▶ _Supplied records_
»»

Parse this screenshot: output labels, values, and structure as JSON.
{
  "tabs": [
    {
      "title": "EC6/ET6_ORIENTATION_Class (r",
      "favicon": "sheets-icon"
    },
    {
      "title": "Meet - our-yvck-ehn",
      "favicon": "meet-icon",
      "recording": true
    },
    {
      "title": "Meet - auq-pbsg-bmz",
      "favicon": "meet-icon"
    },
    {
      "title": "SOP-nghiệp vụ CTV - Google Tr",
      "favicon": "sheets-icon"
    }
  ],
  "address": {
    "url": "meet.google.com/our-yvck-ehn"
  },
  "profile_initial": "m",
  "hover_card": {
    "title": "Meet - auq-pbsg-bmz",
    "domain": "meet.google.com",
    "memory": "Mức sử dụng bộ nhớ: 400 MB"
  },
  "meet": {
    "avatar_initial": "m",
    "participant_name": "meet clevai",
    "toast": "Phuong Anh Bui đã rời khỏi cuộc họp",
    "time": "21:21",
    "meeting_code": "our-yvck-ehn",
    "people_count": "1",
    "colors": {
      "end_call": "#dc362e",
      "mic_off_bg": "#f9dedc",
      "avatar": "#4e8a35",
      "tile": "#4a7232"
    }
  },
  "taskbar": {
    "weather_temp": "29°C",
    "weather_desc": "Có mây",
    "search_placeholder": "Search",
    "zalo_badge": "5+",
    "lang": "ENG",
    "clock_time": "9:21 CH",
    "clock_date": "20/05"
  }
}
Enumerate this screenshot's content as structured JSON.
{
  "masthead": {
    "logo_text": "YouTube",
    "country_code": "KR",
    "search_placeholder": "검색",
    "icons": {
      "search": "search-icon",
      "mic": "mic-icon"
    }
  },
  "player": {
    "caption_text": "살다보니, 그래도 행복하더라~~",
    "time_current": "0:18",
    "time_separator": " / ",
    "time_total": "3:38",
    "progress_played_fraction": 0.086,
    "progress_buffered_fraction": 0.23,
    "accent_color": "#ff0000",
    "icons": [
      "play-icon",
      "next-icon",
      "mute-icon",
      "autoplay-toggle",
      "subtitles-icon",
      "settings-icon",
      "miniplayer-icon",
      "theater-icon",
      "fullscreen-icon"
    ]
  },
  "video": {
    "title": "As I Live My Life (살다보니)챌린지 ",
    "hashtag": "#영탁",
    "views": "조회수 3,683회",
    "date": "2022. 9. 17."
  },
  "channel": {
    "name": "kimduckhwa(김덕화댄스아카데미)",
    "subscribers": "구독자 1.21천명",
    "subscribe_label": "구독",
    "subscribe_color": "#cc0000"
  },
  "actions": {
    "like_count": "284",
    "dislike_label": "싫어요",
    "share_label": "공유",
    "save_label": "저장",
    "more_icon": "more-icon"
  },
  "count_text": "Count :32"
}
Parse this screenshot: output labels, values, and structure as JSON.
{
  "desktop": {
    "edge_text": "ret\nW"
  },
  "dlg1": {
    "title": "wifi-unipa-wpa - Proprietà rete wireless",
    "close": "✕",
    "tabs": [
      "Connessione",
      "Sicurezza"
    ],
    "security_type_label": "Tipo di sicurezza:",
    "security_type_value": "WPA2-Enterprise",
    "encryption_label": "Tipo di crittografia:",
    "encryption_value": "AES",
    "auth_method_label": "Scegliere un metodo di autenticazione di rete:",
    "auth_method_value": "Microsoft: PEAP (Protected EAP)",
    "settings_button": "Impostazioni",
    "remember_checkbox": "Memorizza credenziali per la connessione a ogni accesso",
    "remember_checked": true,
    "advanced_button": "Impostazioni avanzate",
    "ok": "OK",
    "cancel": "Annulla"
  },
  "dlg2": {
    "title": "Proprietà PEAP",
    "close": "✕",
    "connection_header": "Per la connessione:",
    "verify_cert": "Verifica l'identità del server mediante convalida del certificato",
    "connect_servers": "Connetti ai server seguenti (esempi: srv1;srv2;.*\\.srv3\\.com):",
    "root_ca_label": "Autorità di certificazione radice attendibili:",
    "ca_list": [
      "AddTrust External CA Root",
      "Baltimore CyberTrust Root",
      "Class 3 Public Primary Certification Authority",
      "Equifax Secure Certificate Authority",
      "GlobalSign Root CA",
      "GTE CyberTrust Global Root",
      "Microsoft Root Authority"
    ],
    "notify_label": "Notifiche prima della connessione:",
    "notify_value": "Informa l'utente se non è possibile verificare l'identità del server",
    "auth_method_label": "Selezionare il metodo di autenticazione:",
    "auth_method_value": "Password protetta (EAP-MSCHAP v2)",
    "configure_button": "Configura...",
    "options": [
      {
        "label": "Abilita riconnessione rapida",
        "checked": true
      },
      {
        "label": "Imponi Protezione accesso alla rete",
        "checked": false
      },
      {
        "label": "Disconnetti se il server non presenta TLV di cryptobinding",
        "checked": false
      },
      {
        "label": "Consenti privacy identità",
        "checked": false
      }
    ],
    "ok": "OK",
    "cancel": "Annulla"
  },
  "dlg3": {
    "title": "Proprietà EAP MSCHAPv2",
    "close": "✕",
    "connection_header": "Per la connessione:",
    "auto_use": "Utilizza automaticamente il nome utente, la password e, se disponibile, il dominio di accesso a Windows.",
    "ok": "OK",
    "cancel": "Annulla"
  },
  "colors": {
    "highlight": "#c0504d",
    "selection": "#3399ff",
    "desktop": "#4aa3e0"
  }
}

««

Using the material above, print every entry exactly as written.

▶ _The solution_
Parse this screenshot: output labels, values, and structure as JSON.
{
  "tabs": [
    {
      "title": "EC6/ET6_ORIENTATION_Class (r",
      "favicon": "sheets-icon"
    },
    {
      "title": "Meet - our-yvck-ehn",
      "favicon": "meet-icon",
      "recording": true
    },
    {
      "title": "Meet - auq-pbsg-bmz",
      "favicon": "meet-icon"
    },
    {
      "title": "SOP-nghiệp vụ CTV - Google Tr",
      "favicon": "sheets-icon"
    }
  ],
  "address": {
    "url": "meet.google.com/our-yvck-ehn"
  },
  "profile_initial": "m",
  "hover_card": {
    "title": "Meet - auq-pbsg-bmz",
    "domain": "meet.google.com",
    "memory": "Mức sử dụng bộ nhớ: 400 MB"
  },
  "meet": {
    "avatar_initial": "m",
    "participant_name": "meet clevai",
    "toast": "Phuong Anh Bui đã rời khỏi cuộc họp",
    "time": "21:21",
    "meeting_code": "our-yvck-ehn",
    "people_count": "1",
    "colors": {
      "end_call": "#dc362e",
      "mic_off_bg": "#f9dedc",
      "avatar": "#4e8a35",
      "tile": "#4a7232"
    }
  },
  "taskbar": {
    "weather_temp": "29°C",
    "weather_desc": "Có mây",
    "search_placeholder": "Search",
    "zalo_badge": "5+",
    "lang": "ENG",
    "clock_time": "9:21 CH",
    "clock_date": "20/05"
  }
}
Enumerate this screenshot's content as structured JSON.
{
  "masthead": {
    "logo_text": "YouTube",
    "country_code": "KR",
    "search_placeholder": "검색",
    "icons": {
      "search": "search-icon",
      "mic": "mic-icon"
    }
  },
  "player": {
    "caption_text": "살다보니, 그래도 행복하더라~~",
    "time_current": "0:18",
    "time_separator": " / ",
    "time_total": "3:38",
    "progress_played_fraction": 0.086,
    "progress_buffered_fraction": 0.23,
    "accent_color": "#ff0000",
    "icons": [
      "play-icon",
      "next-icon",
      "mute-icon",
      "autoplay-toggle",
      "subtitles-icon",
      "settings-icon",
      "miniplayer-icon",
      "theater-icon",
      "fullscreen-icon"
    ]
  },
  "video": {
    "title": "As I Live My Life (살다보니)챌린지 ",
    "hashtag": "#영탁",
    "views": "조회수 3,683회",
    "date": "2022. 9. 17."
  },
  "channel": {
    "name": "kimduckhwa(김덕화댄스아카데미)",
    "subscribers": "구독자 1.21천명",
    "subscribe_label": "구독",
    "subscribe_color": "#cc0000"
  },
  "actions": {
    "like_count": "284",
    "dislike_label": "싫어요",
    "share_label": "공유",
    "save_label": "저장",
    "more_icon": "more-icon"
  },
  "count_text": "Count :32"
}
Parse this screenshot: output labels, values, and structure as JSON.
{
  "desktop": {
    "edge_text": "ret\nW"
  },
  "dlg1": {
    "title": "wifi-unipa-wpa - Proprietà rete wireless",
    "close": "✕",
    "tabs": [
      "Connessione",
      "Sicurezza"
    ],
    "security_type_label": "Tipo di sicurezza:",
    "security_type_value": "WPA2-Enterprise",
    "encryption_label": "Tipo di crittografia:",
    "encryption_value": "AES",
    "auth_method_label": "Scegliere un metodo di autenticazione di rete:",
    "auth_method_value": "Microsoft: PEAP (Protected EAP)",
    "settings_button": "Impostazioni",
    "remember_checkbox": "Memorizza credenziali per la connessione a ogni accesso",
    "remember_checked": true,
    "advanced_button": "Impostazioni avanzate",
    "ok": "OK",
    "cancel": "Annulla"
  },
  "dlg2": {
    "title": "Proprietà PEAP",
    "close": "✕",
    "connection_header": "Per la connessione:",
    "verify_cert": "Verifica l'identità del server mediante convalida del certificato",
    "connect_servers": "Connetti ai server seguenti (esempi: srv1;srv2;.*\\.srv3\\.com):",
    "root_ca_label": "Autorità di certificazione radice attendibili:",
    "ca_list": [
      "AddTrust External CA Root",
      "Baltimore CyberTrust Root",
      "Class 3 Public Primary Certification Authority",
      "Equifax Secure Certificate Authority",
      "GlobalSign Root CA",
      "GTE CyberTrust Global Root",
      "Microsoft Root Authority"
    ],
    "notify_label": "Notifiche prima della connessione:",
    "notify_value": "Informa l'utente se non è possibile verificare l'identità del server",
    "auth_method_label": "Selezionare il metodo di autenticazione:",
    "auth_method_value": "Password protetta (EAP-MSCHAP v2)",
    "configure_button": "Configura...",
    "options": [
      {
        "label": "Abilita riconnessione rapida",
        "checked": true
      },
      {
        "label": "Imponi Protezione accesso alla rete",
        "checked": false
      },
      {
        "label": "Disconnetti se il server non presenta TLV di cryptobinding",
        "checked": false
      },
      {
        "label": "Consenti privacy identità",
        "checked": false
      }
    ],
    "ok": "OK",
    "cancel": "Annulla"
  },
  "dlg3": {
    "title": "Proprietà EAP MSCHAPv2",
    "close": "✕",
    "connection_header": "Per la connessione:",
    "auto_use": "Utilizza automaticamente il nome utente, la password e, se disponibile, il dominio di accesso a Windows.",
    "ok": "OK",
    "cancel": "Annulla"
  },
  "colors": {
    "highlight": "#c0504d",
    "selection": "#3399ff",
    "desktop": "#4aa3e0"
  }
}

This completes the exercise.